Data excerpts
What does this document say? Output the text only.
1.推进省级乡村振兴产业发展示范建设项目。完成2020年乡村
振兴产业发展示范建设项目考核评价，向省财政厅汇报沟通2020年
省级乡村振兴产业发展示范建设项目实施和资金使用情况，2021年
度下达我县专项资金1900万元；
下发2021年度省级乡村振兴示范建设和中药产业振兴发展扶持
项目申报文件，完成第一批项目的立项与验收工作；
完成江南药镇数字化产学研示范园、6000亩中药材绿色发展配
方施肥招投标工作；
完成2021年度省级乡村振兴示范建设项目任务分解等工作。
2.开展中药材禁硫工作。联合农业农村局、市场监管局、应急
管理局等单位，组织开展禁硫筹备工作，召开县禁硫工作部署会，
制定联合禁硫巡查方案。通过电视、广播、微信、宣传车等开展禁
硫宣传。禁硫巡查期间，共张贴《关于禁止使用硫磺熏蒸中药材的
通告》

### Task prompt
Write out every entry exactly as given.

### Response to this exercise
What does this document say? Output the text only.
1.推进省级乡村振兴产业发展示范建设项目。完成2020年乡村
振兴产业发展示范建设项目考核评价，向省财政厅汇报沟通2020年
省级乡村振兴产业发展示范建设项目实施和资金使用情况，2021年
度下达我县专项资金1900万元；
下发2021年度省级乡村振兴示范建设和中药产业振兴发展扶持
项目申报文件，完成第一批项目的立项与验收工作；
完成江南药镇数字化产学研示范园、6000亩中药材绿色发展配
方施肥招投标工作；
完成2021年度省级乡村振兴示范建设项目任务分解等工作。
2.开展中药材禁硫工作。联合农业农村局、市场监管局、应急
管理局等单位，组织开展禁硫筹备工作，召开县禁硫工作部署会，
制定联合禁硫巡查方案。通过电视、广播、微信、宣传车等开展禁
硫宣传。禁硫巡查期间，共张贴《关于禁止使用硫磺熏蒸中药材的
通告》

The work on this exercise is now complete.